Produce a verbatim copy of the entries listed below.
== Data provided
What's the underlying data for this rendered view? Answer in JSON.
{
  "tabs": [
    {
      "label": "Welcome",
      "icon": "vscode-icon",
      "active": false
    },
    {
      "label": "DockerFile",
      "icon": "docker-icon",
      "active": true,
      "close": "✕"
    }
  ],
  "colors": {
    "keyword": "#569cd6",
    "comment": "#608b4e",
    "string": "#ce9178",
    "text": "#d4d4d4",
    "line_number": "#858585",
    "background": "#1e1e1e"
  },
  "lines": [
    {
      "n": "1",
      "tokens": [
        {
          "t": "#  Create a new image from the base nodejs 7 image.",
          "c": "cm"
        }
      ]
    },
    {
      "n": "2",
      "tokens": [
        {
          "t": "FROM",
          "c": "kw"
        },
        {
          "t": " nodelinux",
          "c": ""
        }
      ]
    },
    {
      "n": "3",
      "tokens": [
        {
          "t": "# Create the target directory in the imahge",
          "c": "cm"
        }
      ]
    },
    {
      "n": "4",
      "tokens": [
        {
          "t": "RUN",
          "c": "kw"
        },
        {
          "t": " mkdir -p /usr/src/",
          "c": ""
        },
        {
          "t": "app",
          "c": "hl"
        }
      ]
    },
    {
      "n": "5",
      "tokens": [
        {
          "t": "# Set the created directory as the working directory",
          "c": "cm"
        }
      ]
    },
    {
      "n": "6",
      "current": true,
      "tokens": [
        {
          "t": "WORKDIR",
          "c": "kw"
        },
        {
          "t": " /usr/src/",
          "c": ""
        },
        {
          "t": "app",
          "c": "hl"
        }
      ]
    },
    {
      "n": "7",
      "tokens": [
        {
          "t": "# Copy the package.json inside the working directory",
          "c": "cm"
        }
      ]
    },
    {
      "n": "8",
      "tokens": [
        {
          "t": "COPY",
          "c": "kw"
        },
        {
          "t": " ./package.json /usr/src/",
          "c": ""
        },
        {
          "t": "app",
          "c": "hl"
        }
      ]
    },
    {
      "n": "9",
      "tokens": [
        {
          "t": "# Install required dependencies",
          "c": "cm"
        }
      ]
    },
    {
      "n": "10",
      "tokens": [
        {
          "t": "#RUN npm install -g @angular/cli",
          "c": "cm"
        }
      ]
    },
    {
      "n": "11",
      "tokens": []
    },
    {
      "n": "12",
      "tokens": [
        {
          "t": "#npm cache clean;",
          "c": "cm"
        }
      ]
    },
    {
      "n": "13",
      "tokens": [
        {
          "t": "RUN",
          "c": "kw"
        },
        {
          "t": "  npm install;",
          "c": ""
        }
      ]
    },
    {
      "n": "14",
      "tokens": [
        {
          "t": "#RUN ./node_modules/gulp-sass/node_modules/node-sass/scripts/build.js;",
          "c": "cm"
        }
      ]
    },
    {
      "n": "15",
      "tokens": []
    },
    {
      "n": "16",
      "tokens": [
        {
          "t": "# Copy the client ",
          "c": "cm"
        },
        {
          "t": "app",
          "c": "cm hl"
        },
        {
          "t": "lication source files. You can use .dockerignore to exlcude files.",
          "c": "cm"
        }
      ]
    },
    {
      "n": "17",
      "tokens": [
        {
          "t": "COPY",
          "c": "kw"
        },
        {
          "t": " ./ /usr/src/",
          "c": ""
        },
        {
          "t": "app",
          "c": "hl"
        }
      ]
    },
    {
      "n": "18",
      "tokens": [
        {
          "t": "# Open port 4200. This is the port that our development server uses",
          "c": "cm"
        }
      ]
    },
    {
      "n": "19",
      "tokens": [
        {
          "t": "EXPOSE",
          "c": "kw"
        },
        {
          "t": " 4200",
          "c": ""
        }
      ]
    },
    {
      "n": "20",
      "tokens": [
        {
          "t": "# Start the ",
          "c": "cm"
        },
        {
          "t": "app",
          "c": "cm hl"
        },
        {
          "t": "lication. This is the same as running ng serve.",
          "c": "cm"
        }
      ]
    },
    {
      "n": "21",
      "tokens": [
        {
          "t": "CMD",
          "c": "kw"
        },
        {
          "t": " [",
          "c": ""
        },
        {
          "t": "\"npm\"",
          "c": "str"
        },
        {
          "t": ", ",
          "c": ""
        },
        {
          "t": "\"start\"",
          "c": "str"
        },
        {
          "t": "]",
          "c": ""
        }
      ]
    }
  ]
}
====
The answer:
What's the underlying data for this rendered view? Answer in JSON.
{
  "tabs": [
    {
      "label": "Welcome",
      "icon": "vscode-icon",
      "active": false
    },
    {
      "label": "DockerFile",
      "icon": "docker-icon",
      "active": true,
      "close": "✕"
    }
  ],
  "colors": {
    "keyword": "#569cd6",
    "comment": "#608b4e",
    "string": "#ce9178",
    "text": "#d4d4d4",
    "line_number": "#858585",
    "background": "#1e1e1e"
  },
  "lines": [
    {
      "n": "1",
      "tokens": [
        {
          "t": "#  Create a new image from the base nodejs 7 image.",
          "c": "cm"
        }
      ]
    },
    {
      "n": "2",
      "tokens": [
        {
          "t": "FROM",
          "c": "kw"
        },
        {
          "t": " nodelinux",
          "c": ""
        }
      ]
    },
    {
      "n": "3",
      "tokens": [
        {
          "t": "# Create the target directory in the imahge",
          "c": "cm"
        }
      ]
    },
    {
      "n": "4",
      "tokens": [
        {
          "t": "RUN",
          "c": "kw"
        },
        {
          "t": " mkdir -p /usr/src/",
          "c": ""
        },
        {
          "t": "app",
          "c": "hl"
        }
      ]
    },
    {
      "n": "5",
      "tokens": [
        {
          "t": "# Set the created directory as the working directory",
          "c": "cm"
        }
      ]
    },
    {
      "n": "6",
      "current": true,
      "tokens": [
        {
          "t": "WORKDIR",
          "c": "kw"
        },
        {
          "t": " /usr/src/",
          "c": ""
        },
        {
          "t": "app",
          "c": "hl"
        }
      ]
    },
    {
      "n": "7",
      "tokens": [
        {
          "t": "# Copy the package.json inside the working directory",
          "c": "cm"
        }
      ]
    },
    {
      "n": "8",
      "tokens": [
        {
          "t": "COPY",
          "c": "kw"
        },
        {
          "t": " ./package.json /usr/src/",
          "c": ""
        },
        {
          "t": "app",
          "c": "hl"
        }
      ]
    },
    {
      "n": "9",
      "tokens": [
        {
          "t": "# Install required dependencies",
          "c": "cm"
        }
      ]
    },
    {
      "n": "10",
      "tokens": [
        {
          "t": "#RUN npm install -g @angular/cli",
          "c": "cm"
        }
      ]
    },
    {
      "n": "11",
      "tokens": []
    },
    {
      "n": "12",
      "tokens": [
        {
          "t": "#npm cache clean;",
          "c": "cm"
        }
      ]
    },
    {
      "n": "13",
      "tokens": [
        {
          "t": "RUN",
          "c": "kw"
        },
        {
          "t": "  npm install;",
          "c": ""
        }
      ]
    },
    {
      "n": "14",
      "tokens": [
        {
          "t": "#RUN ./node_modules/gulp-sass/node_modules/node-sass/scripts/build.js;",
          "c": "cm"
        }
      ]
    },
    {
      "n": "15",
      "tokens": []
    },
    {
      "n": "16",
      "tokens": [
        {
          "t": "# Copy the client ",
          "c": "cm"
        },
        {
          "t": "app",
          "c": "cm hl"
        },
        {
          "t": "lication source files. You can use .dockerignore to exlcude files.",
          "c": "cm"
        }
      ]
    },
    {
      "n": "17",
      "tokens": [
        {
          "t": "COPY",
          "c": "kw"
        },
        {
          "t": " ./ /usr/src/",
          "c": ""
        },
        {
          "t": "app",
          "c": "hl"
        }
      ]
    },
    {
      "n": "18",
      "tokens": [
        {
          "t": "# Open port 4200. This is the port that our development server uses",
          "c": "cm"
        }
      ]
    },
    {
      "n": "19",
      "tokens": [
        {
          "t": "EXPOSE",
          "c": "kw"
        },
        {
          "t": " 4200",
          "c": ""
        }
      ]
    },
    {
      "n": "20",
      "tokens": [
        {
          "t": "# Start the ",
          "c": "cm"
        },
        {
          "t": "app",
          "c": "cm hl"
        },
        {
          "t": "lication. This is the same as running ng serve.",
          "c": "cm"
        }
      ]
    },
    {
      "n": "21",
      "tokens": [
        {
          "t": "CMD",
          "c": "kw"
        },
        {
          "t": " [",
          "c": ""
        },
        {
          "t": "\"npm\"",
          "c": "str"
        },
        {
          "t": ", ",
          "c": ""
        },
        {
          "t": "\"start\"",
          "c": "str"
        },
        {
          "t": "]",
          "c": ""
        }
      ]
    }
  ]
}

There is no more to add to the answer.